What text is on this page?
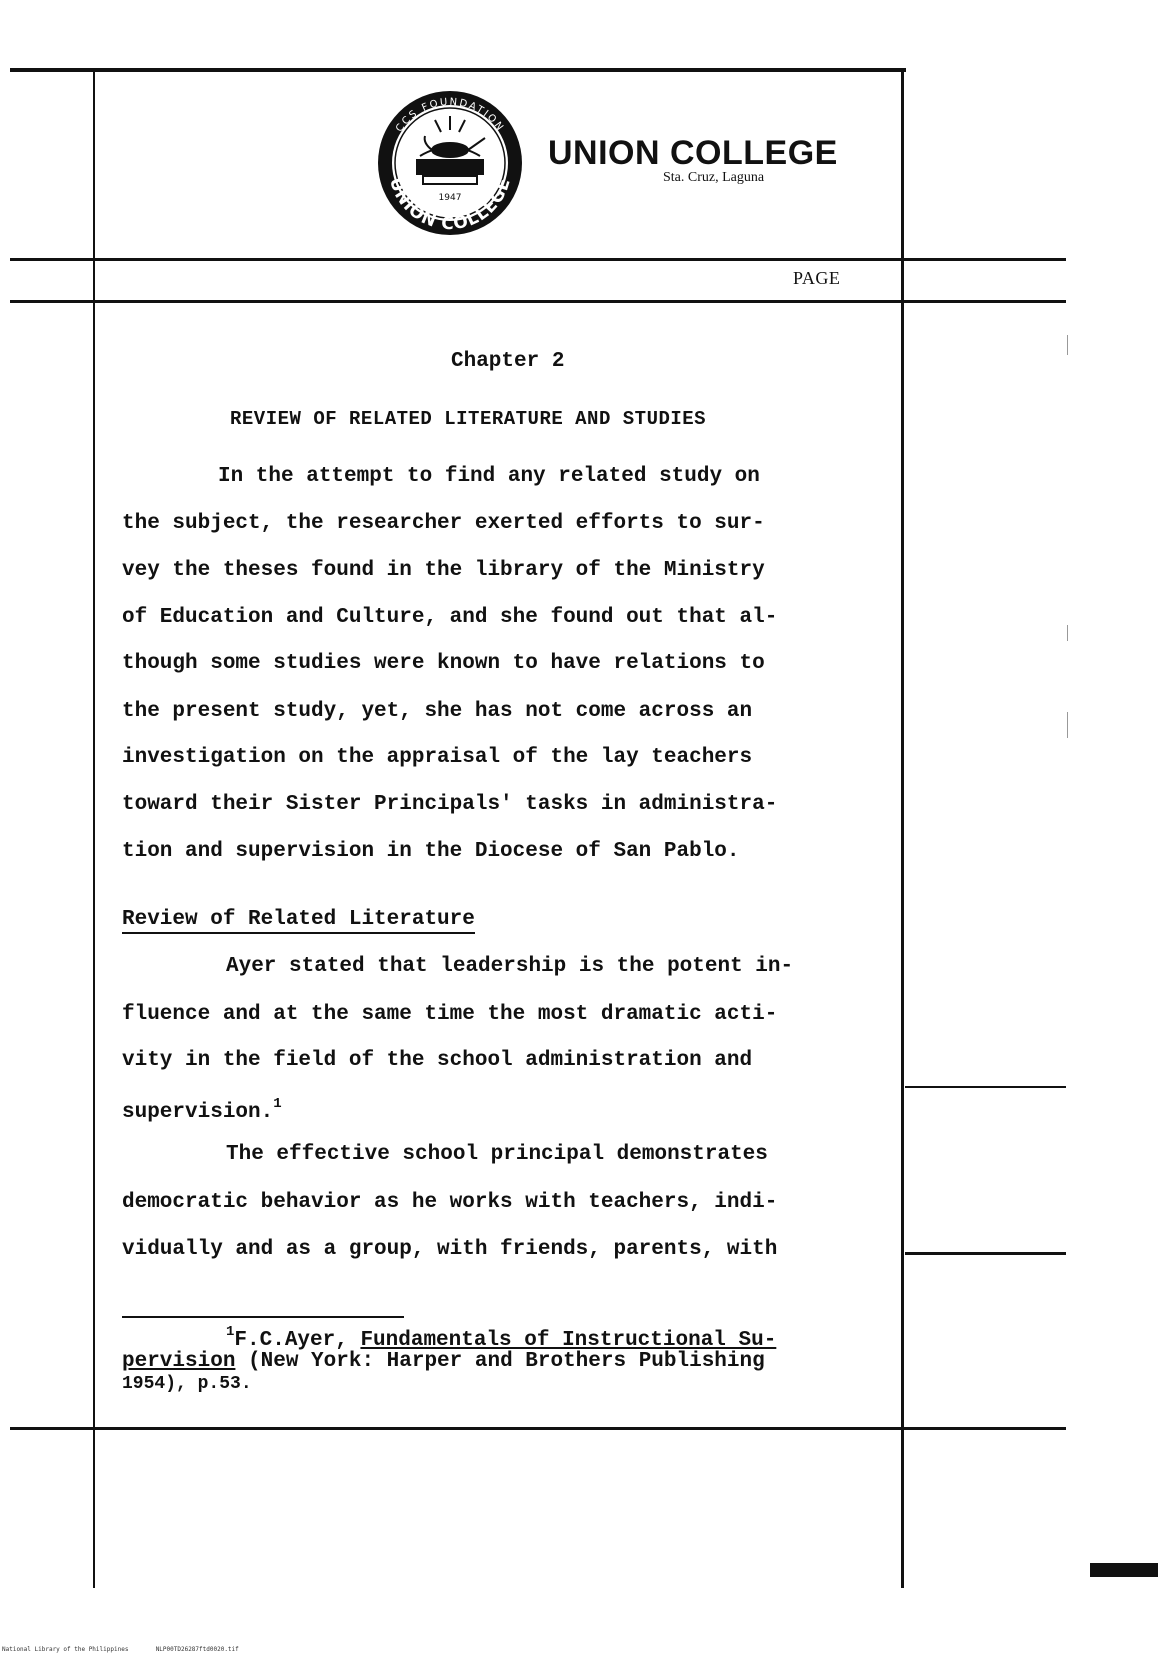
CCS FOUNDATION
UNION COLLEGE
1947
UNION COLLEGE
Sta. Cruz, Laguna
PAGE
Chapter 2
REVIEW OF RELATED LITERATURE AND STUDIES
In the attempt to find any related study on
the subject, the researcher exerted efforts to sur-
vey the theses found in the library of the Ministry
of Education and Culture, and she found out that al-
though some studies were known to have relations to
the present study, yet, she has not come across an
investigation on the appraisal of the lay teachers
toward their Sister Principals' tasks in administra-
tion and supervision in the Diocese of San Pablo.
Review of Related Literature
Ayer stated that leadership is the potent in-
fluence and at the same time the most dramatic acti-
vity in the field of the school administration and
supervision.$^1$
The effective school principal demonstrates
democratic behavior as he works with teachers, indi-
vidually and as a group, with friends, parents, with
$^1$F.C.Ayer, Fundamentals of Instructional Su-
pervision (New York: Harper and Brothers Publishing
1954), p.53.
National Library of the Philippines	NLP00TD26287ftd0020.tif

* * * * *

Set exercise
Among the lines of the material, find those that hold the word "supervision" and copy them.

Written answer
tion and supervision in the Diocese of San Pablo.
supervision.$^1$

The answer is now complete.